Objective:
Please copy all the lines that follow, word for word.

Source material:
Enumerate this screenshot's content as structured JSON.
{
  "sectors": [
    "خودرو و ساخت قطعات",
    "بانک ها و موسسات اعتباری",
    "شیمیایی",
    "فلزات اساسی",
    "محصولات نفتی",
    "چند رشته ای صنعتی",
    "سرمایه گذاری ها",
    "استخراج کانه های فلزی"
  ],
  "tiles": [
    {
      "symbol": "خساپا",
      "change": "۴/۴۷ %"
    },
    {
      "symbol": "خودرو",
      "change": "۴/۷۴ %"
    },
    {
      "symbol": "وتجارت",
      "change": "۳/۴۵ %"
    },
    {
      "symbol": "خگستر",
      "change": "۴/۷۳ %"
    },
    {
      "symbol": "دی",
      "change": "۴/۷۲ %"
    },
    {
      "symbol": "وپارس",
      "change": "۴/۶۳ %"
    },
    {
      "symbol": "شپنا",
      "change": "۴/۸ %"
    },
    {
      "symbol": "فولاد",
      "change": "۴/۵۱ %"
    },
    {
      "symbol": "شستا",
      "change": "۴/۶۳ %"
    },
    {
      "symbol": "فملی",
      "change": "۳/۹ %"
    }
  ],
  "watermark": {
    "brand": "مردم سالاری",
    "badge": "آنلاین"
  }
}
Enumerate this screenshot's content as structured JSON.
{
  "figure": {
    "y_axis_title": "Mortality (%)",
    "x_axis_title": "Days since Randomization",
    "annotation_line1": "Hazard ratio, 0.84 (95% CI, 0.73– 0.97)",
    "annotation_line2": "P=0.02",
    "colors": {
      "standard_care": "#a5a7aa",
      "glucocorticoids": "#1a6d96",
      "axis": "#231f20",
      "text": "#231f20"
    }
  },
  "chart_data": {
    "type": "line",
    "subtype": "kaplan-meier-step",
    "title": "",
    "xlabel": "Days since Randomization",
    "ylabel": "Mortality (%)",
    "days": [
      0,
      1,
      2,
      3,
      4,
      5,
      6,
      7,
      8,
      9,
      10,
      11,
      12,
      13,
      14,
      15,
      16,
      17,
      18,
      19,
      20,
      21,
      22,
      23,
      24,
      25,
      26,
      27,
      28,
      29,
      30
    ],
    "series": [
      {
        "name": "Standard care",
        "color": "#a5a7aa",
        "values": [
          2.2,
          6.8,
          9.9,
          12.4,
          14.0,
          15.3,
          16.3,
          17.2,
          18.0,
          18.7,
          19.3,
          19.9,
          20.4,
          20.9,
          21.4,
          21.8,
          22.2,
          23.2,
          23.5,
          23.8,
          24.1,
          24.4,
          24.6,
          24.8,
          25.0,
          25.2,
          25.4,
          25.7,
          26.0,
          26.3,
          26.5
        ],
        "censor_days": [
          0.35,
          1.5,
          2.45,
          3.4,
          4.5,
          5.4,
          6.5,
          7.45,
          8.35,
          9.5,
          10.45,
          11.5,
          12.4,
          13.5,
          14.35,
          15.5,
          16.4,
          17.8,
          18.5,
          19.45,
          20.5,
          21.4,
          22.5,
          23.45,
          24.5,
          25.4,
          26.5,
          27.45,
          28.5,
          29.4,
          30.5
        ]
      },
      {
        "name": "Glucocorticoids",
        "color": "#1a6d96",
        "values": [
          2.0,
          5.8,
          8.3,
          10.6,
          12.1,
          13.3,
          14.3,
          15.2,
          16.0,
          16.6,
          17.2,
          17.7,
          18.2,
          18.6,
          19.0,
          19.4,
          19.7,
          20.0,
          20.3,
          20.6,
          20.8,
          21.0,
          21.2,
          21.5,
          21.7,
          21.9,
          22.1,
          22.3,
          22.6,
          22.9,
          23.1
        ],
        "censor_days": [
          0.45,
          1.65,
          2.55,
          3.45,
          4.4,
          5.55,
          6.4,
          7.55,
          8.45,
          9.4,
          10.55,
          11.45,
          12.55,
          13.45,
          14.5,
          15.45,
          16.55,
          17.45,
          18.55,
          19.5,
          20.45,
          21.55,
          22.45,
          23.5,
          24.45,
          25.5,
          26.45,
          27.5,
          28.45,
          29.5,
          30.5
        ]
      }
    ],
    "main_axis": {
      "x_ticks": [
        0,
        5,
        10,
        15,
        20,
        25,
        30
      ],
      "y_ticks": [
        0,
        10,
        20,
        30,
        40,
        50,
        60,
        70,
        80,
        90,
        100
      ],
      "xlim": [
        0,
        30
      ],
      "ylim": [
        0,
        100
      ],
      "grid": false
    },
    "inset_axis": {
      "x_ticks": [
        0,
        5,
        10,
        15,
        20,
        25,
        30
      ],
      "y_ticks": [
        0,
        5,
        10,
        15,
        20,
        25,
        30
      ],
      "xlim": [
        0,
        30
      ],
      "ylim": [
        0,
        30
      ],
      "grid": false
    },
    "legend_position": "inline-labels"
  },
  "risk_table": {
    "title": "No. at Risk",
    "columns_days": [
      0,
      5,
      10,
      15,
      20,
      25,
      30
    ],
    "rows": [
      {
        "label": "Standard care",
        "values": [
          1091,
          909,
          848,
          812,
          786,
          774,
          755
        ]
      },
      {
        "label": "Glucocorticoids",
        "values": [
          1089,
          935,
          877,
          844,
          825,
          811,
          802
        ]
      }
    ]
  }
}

Final result:
Enumerate this screenshot's content as structured JSON.
{
  "sectors": [
    "خودرو و ساخت قطعات",
    "بانک ها و موسسات اعتباری",
    "شیمیایی",
    "فلزات اساسی",
    "محصولات نفتی",
    "چند رشته ای صنعتی",
    "سرمایه گذاری ها",
    "استخراج کانه های فلزی"
  ],
  "tiles": [
    {
      "symbol": "خساپا",
      "change": "۴/۴۷ %"
    },
    {
      "symbol": "خودرو",
      "change": "۴/۷۴ %"
    },
    {
      "symbol": "وتجارت",
      "change": "۳/۴۵ %"
    },
    {
      "symbol": "خگستر",
      "change": "۴/۷۳ %"
    },
    {
      "symbol": "دی",
      "change": "۴/۷۲ %"
    },
    {
      "symbol": "وپارس",
      "change": "۴/۶۳ %"
    },
    {
      "symbol": "شپنا",
      "change": "۴/۸ %"
    },
    {
      "symbol": "فولاد",
      "change": "۴/۵۱ %"
    },
    {
      "symbol": "شستا",
      "change": "۴/۶۳ %"
    },
    {
      "symbol": "فملی",
      "change": "۳/۹ %"
    }
  ],
  "watermark": {
    "brand": "مردم سالاری",
    "badge": "آنلاین"
  }
}
Enumerate this screenshot's content as structured JSON.
{
  "figure": {
    "y_axis_title": "Mortality (%)",
    "x_axis_title": "Days since Randomization",
    "annotation_line1": "Hazard ratio, 0.84 (95% CI, 0.73– 0.97)",
    "annotation_line2": "P=0.02",
    "colors": {
      "standard_care": "#a5a7aa",
      "glucocorticoids": "#1a6d96",
      "axis": "#231f20",
      "text": "#231f20"
    }
  },
  "chart_data": {
    "type": "line",
    "subtype": "kaplan-meier-step",
    "title": "",
    "xlabel": "Days since Randomization",
    "ylabel": "Mortality (%)",
    "days": [
      0,
      1,
      2,
      3,
      4,
      5,
      6,
      7,
      8,
      9,
      10,
      11,
      12,
      13,
      14,
      15,
      16,
      17,
      18,
      19,
      20,
      21,
      22,
      23,
      24,
      25,
      26,
      27,
      28,
      29,
      30
    ],
    "series": [
      {
        "name": "Standard care",
        "color": "#a5a7aa",
        "values": [
          2.2,
          6.8,
          9.9,
          12.4,
          14.0,
          15.3,
          16.3,
          17.2,
          18.0,
          18.7,
          19.3,
          19.9,
          20.4,
          20.9,
          21.4,
          21.8,
          22.2,
          23.2,
          23.5,
          23.8,
          24.1,
          24.4,
          24.6,
          24.8,
          25.0,
          25.2,
          25.4,
          25.7,
          26.0,
          26.3,
          26.5
        ],
        "censor_days": [
          0.35,
          1.5,
          2.45,
          3.4,
          4.5,
          5.4,
          6.5,
          7.45,
          8.35,
          9.5,
          10.45,
          11.5,
          12.4,
          13.5,
          14.35,
          15.5,
          16.4,
          17.8,
          18.5,
          19.45,
          20.5,
          21.4,
          22.5,
          23.45,
          24.5,
          25.4,
          26.5,
          27.45,
          28.5,
          29.4,
          30.5
        ]
      },
      {
        "name": "Glucocorticoids",
        "color": "#1a6d96",
        "values": [
          2.0,
          5.8,
          8.3,
          10.6,
          12.1,
          13.3,
          14.3,
          15.2,
          16.0,
          16.6,
          17.2,
          17.7,
          18.2,
          18.6,
          19.0,
          19.4,
          19.7,
          20.0,
          20.3,
          20.6,
          20.8,
          21.0,
          21.2,
          21.5,
          21.7,
          21.9,
          22.1,
          22.3,
          22.6,
          22.9,
          23.1
        ],
        "censor_days": [
          0.45,
          1.65,
          2.55,
          3.45,
          4.4,
          5.55,
          6.4,
          7.55,
          8.45,
          9.4,
          10.55,
          11.45,
          12.55,
          13.45,
          14.5,
          15.45,
          16.55,
          17.45,
          18.55,
          19.5,
          20.45,
          21.55,
          22.45,
          23.5,
          24.45,
          25.5,
          26.45,
          27.5,
          28.45,
          29.5,
          30.5
        ]
      }
    ],
    "main_axis": {
      "x_ticks": [
        0,
        5,
        10,
        15,
        20,
        25,
        30
      ],
      "y_ticks": [
        0,
        10,
        20,
        30,
        40,
        50,
        60,
        70,
        80,
        90,
        100
      ],
      "xlim": [
        0,
        30
      ],
      "ylim": [
        0,
        100
      ],
      "grid": false
    },
    "inset_axis": {
      "x_ticks": [
        0,
        5,
        10,
        15,
        20,
        25,
        30
      ],
      "y_ticks": [
        0,
        5,
        10,
        15,
        20,
        25,
        30
      ],
      "xlim": [
        0,
        30
      ],
      "ylim": [
        0,
        30
      ],
      "grid": false
    },
    "legend_position": "inline-labels"
  },
  "risk_table": {
    "title": "No. at Risk",
    "columns_days": [
      0,
      5,
      10,
      15,
      20,
      25,
      30
    ],
    "rows": [
      {
        "label": "Standard care",
        "values": [
          1091,
          909,
          848,
          812,
          786,
          774,
          755
        ]
      },
      {
        "label": "Glucocorticoids",
        "values": [
          1089,
          935,
          877,
          844,
          825,
          811,
          802
        ]
      }
    ]
  }
}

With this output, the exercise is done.